### What you will do
In the listing below, identify each line with the word "more" and return those lines.

Dataset records
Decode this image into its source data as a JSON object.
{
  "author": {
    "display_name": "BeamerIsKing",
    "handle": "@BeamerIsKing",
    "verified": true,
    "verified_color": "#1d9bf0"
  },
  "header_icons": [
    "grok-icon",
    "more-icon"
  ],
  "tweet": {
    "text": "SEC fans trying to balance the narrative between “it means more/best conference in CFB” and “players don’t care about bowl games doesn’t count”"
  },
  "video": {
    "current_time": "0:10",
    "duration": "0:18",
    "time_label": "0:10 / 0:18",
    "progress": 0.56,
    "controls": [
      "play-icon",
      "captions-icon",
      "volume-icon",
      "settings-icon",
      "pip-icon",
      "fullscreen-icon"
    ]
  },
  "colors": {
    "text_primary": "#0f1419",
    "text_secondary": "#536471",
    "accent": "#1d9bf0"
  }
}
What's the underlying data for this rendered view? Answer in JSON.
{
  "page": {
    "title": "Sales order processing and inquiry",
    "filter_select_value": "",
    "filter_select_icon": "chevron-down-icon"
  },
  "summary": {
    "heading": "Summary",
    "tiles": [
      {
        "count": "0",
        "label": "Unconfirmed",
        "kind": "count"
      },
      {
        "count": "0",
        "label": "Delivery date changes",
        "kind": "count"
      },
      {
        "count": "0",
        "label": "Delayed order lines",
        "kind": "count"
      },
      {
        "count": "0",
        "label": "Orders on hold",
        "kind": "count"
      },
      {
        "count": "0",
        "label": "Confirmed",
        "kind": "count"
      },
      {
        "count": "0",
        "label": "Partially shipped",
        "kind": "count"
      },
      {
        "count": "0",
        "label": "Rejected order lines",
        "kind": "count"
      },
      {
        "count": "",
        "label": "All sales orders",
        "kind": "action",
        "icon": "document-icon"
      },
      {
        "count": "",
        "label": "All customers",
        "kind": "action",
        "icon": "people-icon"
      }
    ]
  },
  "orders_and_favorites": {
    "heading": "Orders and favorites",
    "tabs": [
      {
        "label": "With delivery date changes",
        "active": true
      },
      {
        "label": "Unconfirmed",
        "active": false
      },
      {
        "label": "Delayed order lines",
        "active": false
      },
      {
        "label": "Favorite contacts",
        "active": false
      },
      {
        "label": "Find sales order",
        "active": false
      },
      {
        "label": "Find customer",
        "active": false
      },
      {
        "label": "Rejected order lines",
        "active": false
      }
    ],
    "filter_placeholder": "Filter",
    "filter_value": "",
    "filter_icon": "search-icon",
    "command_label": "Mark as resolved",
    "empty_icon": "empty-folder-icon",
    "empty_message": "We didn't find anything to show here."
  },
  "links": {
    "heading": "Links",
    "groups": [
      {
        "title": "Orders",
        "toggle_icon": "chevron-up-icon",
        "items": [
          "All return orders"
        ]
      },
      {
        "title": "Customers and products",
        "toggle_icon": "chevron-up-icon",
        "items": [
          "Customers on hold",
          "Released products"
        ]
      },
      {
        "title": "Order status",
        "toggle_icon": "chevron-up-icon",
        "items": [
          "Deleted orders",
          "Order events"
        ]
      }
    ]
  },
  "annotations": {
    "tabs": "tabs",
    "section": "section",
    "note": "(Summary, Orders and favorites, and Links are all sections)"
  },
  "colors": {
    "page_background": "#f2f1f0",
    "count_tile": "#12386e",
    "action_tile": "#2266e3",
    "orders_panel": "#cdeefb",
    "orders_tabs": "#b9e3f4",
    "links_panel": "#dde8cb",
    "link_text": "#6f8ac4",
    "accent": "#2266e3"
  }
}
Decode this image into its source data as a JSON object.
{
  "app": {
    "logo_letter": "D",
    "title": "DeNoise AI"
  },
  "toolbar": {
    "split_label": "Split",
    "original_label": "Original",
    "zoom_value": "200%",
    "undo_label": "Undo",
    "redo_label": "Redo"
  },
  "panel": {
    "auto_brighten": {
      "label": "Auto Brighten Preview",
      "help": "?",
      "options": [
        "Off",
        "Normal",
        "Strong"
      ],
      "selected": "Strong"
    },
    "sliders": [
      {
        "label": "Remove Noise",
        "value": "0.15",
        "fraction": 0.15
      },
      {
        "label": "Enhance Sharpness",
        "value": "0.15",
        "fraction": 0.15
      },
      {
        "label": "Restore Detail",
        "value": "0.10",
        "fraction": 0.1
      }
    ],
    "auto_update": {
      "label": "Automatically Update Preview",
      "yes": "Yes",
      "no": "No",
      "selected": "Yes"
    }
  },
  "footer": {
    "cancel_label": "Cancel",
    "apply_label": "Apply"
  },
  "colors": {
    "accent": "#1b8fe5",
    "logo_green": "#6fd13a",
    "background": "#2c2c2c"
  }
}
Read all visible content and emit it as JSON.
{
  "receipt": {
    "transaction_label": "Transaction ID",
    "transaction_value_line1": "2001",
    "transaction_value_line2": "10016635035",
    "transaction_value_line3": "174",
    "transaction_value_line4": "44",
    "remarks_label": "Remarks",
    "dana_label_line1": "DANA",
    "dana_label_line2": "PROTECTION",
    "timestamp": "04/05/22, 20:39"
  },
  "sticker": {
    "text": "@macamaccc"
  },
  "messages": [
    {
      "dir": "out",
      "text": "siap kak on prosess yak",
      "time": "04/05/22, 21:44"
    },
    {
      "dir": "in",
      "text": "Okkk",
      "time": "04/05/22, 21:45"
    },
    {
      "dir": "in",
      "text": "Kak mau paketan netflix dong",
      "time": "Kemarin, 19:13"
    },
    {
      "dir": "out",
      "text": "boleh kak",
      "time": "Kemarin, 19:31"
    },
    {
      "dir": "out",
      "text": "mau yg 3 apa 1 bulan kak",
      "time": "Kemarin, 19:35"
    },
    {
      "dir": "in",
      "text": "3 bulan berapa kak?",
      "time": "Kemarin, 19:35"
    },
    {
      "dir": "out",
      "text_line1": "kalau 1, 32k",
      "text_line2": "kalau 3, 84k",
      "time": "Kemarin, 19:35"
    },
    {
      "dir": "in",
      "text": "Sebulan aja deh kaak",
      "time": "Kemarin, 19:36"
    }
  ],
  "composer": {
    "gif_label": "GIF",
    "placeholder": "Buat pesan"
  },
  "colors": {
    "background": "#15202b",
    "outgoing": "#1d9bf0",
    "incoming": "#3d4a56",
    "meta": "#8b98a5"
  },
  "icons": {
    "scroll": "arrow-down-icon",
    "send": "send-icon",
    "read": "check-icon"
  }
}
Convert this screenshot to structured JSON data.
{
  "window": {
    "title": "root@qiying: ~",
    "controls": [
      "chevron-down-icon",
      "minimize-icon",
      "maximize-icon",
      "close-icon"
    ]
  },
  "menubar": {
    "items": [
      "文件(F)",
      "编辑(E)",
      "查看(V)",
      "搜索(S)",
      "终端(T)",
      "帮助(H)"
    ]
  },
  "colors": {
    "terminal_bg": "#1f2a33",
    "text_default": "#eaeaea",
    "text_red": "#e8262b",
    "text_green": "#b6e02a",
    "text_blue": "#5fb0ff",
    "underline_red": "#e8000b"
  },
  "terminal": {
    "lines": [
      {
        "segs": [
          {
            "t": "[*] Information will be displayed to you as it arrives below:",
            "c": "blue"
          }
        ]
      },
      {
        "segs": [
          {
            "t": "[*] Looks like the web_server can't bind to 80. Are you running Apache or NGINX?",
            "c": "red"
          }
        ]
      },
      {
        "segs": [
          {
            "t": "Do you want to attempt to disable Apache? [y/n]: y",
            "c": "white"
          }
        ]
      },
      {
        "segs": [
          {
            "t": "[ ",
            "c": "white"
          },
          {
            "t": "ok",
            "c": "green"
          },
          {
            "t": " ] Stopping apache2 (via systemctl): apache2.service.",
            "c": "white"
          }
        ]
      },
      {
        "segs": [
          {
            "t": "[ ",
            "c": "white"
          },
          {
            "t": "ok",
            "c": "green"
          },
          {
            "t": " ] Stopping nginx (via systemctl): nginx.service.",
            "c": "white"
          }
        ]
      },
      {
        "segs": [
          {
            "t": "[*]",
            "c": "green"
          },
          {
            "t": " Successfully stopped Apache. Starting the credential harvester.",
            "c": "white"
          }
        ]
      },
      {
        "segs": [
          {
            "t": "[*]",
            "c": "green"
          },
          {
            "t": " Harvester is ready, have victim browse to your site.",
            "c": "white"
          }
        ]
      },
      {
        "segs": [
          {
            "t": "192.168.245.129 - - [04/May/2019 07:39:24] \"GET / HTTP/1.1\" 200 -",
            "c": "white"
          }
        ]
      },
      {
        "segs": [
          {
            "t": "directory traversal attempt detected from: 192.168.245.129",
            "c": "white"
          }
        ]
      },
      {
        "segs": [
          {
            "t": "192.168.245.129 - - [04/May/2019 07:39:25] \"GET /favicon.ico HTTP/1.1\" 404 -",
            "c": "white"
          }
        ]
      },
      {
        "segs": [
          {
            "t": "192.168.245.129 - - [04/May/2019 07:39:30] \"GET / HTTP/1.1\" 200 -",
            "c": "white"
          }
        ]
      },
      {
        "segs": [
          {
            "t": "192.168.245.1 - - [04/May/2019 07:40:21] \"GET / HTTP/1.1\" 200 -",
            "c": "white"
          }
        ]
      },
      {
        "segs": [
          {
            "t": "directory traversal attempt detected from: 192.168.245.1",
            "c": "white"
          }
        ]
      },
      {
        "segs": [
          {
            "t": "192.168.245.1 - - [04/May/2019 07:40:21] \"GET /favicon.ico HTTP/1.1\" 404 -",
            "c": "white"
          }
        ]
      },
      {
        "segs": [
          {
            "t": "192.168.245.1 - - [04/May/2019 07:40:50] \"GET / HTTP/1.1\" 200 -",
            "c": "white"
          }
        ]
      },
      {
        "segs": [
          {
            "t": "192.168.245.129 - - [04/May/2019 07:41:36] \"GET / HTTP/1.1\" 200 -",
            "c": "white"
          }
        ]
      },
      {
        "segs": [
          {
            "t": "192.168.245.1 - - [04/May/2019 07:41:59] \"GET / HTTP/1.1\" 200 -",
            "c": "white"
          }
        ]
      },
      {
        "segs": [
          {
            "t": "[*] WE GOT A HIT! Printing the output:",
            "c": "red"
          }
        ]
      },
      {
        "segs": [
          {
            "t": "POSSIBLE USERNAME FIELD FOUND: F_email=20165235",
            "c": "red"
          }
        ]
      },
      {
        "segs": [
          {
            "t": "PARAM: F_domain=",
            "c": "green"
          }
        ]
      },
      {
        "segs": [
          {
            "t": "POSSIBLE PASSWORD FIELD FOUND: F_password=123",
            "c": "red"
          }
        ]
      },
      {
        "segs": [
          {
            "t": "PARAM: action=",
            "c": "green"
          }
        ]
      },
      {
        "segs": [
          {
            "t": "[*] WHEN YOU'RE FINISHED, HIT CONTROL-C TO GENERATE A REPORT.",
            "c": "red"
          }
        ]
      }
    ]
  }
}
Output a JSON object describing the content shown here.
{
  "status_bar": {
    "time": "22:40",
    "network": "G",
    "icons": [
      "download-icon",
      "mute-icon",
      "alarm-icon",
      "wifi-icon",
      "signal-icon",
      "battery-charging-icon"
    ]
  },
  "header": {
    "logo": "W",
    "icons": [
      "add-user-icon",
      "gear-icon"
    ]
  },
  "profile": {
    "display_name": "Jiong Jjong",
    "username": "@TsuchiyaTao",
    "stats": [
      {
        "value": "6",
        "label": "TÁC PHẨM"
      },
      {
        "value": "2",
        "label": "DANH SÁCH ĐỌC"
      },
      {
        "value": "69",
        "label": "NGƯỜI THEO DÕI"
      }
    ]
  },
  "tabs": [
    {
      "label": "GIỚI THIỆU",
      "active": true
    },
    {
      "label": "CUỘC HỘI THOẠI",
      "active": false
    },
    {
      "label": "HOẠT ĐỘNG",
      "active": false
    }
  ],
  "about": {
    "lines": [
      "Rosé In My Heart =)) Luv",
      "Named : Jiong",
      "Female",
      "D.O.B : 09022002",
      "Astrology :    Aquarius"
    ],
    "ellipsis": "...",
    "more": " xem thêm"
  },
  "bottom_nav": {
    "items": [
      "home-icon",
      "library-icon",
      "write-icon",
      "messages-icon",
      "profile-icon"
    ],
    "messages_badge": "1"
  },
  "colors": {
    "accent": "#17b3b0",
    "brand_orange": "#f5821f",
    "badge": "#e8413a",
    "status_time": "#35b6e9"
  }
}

### Exercise result
    "more-icon"
    "text": "SEC fans trying to balance the narrative between “it means more/best conference in CFB” and “players don’t care about bowl games doesn’t count”"
    "more": " xem thêm"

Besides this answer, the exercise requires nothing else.